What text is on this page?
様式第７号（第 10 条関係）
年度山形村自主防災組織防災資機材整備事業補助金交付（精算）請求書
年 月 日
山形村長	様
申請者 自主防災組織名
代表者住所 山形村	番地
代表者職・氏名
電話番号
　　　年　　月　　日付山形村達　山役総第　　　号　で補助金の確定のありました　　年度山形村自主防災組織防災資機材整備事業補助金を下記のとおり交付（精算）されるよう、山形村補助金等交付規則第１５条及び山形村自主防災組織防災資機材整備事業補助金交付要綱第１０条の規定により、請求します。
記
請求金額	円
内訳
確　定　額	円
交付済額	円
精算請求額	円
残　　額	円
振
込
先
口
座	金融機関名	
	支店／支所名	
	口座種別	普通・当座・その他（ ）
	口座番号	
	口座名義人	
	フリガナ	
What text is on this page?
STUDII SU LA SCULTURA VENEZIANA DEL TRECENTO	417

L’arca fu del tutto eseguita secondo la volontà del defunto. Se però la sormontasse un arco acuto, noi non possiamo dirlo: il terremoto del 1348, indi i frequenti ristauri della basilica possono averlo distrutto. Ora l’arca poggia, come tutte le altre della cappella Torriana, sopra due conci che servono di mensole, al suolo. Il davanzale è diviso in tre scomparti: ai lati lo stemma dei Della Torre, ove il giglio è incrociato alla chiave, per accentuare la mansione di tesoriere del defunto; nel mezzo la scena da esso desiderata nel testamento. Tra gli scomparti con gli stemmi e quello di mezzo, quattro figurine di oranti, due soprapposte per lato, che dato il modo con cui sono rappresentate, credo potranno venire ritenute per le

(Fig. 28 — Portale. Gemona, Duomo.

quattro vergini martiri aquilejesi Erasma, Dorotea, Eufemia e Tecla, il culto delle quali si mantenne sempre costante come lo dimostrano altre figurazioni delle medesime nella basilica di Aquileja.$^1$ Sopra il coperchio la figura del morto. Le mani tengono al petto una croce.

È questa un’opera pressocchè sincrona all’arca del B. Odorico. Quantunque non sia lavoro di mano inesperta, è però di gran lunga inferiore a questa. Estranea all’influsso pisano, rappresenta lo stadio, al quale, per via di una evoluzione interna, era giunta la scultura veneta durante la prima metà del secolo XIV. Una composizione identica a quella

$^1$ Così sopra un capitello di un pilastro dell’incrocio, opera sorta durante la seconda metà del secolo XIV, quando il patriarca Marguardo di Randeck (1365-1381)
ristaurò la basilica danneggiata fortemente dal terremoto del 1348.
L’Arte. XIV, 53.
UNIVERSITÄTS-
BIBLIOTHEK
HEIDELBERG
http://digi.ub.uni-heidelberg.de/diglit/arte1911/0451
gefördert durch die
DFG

####

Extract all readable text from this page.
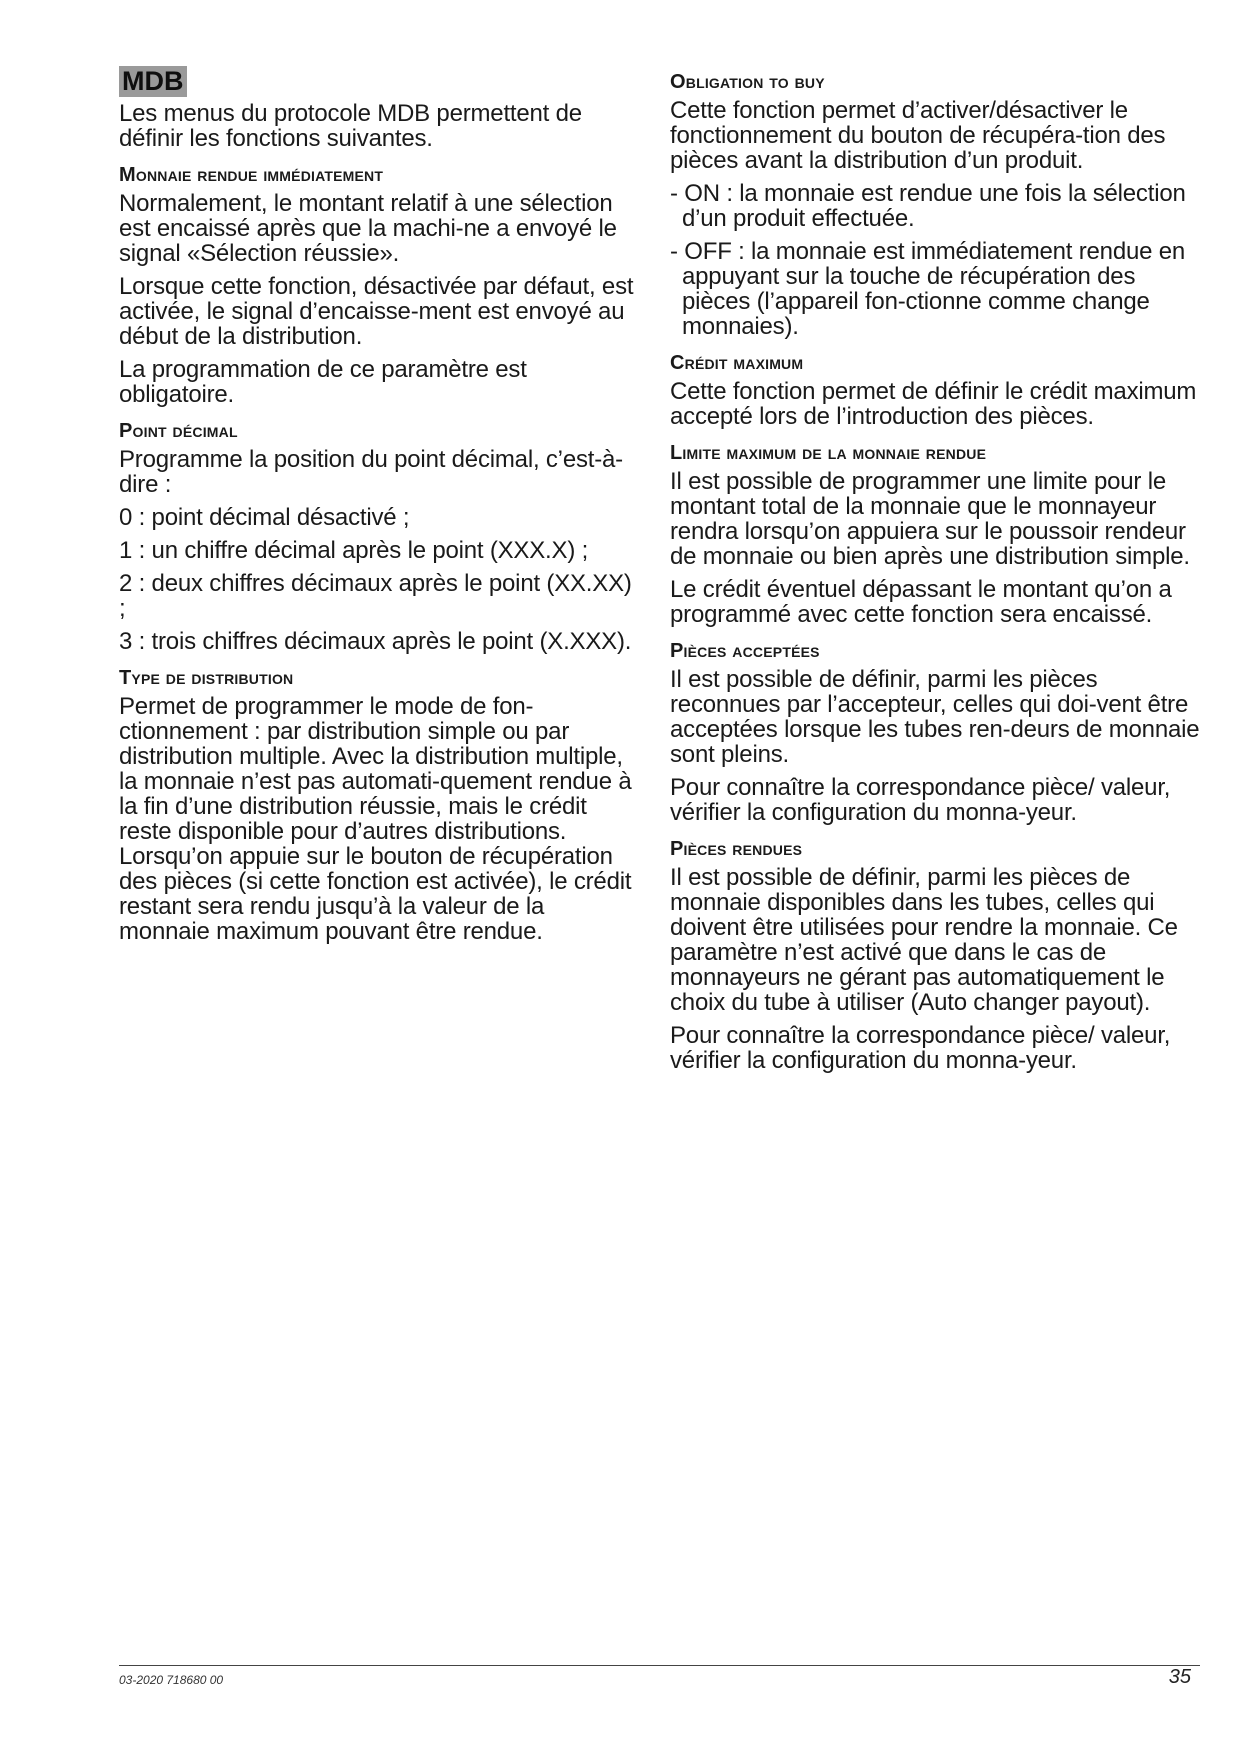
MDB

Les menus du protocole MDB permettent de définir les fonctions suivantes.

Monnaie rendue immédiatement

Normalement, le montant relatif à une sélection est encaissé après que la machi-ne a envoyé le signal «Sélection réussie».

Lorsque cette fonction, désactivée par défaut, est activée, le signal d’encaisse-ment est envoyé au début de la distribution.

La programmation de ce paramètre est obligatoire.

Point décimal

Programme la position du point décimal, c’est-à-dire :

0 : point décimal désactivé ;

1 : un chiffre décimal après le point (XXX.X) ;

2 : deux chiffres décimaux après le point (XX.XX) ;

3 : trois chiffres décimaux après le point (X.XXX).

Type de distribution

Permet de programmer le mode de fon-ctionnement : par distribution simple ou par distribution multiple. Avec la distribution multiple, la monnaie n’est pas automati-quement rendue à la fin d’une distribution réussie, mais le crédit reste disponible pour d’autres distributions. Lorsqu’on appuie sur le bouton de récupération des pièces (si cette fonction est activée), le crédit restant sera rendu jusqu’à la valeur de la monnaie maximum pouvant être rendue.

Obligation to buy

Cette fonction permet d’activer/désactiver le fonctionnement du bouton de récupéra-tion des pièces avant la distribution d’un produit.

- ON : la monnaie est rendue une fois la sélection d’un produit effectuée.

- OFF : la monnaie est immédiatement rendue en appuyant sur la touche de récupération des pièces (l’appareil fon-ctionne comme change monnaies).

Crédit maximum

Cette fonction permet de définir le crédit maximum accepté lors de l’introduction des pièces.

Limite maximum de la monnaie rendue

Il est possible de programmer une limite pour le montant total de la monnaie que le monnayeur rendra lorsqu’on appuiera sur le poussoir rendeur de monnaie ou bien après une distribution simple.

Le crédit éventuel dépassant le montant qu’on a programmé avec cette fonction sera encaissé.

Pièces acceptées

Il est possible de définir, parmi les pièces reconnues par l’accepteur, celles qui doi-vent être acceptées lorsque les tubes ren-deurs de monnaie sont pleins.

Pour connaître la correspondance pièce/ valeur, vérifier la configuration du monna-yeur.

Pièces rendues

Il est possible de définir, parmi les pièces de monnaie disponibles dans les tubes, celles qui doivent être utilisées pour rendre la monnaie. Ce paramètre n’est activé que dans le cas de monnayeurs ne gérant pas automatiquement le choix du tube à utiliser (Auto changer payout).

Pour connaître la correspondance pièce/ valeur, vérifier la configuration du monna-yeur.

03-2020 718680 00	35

####

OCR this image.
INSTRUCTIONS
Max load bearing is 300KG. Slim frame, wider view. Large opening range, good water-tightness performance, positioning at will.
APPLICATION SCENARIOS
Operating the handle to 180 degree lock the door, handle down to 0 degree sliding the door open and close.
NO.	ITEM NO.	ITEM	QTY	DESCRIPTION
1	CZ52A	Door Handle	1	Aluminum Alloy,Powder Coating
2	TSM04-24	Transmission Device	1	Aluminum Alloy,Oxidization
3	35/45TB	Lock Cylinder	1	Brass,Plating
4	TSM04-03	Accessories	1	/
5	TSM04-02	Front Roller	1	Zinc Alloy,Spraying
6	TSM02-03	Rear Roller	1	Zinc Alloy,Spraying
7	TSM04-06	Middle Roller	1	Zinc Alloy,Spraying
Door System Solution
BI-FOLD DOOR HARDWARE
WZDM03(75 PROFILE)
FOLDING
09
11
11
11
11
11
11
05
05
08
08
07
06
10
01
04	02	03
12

####

Show every line where the string "tubes" appears.

Il est possible de définir, parmi les pièces reconnues par l’accepteur, celles qui doi-vent être acceptées lorsque les tubes ren-deurs de monnaie sont pleins.
Il est possible de définir, parmi les pièces de monnaie disponibles dans les tubes, celles qui doivent être utilisées pour rendre la monnaie. Ce paramètre n’est activé que dans le cas de monnayeurs ne gérant pas automatiquement le choix du tube à utiliser (Auto changer payout).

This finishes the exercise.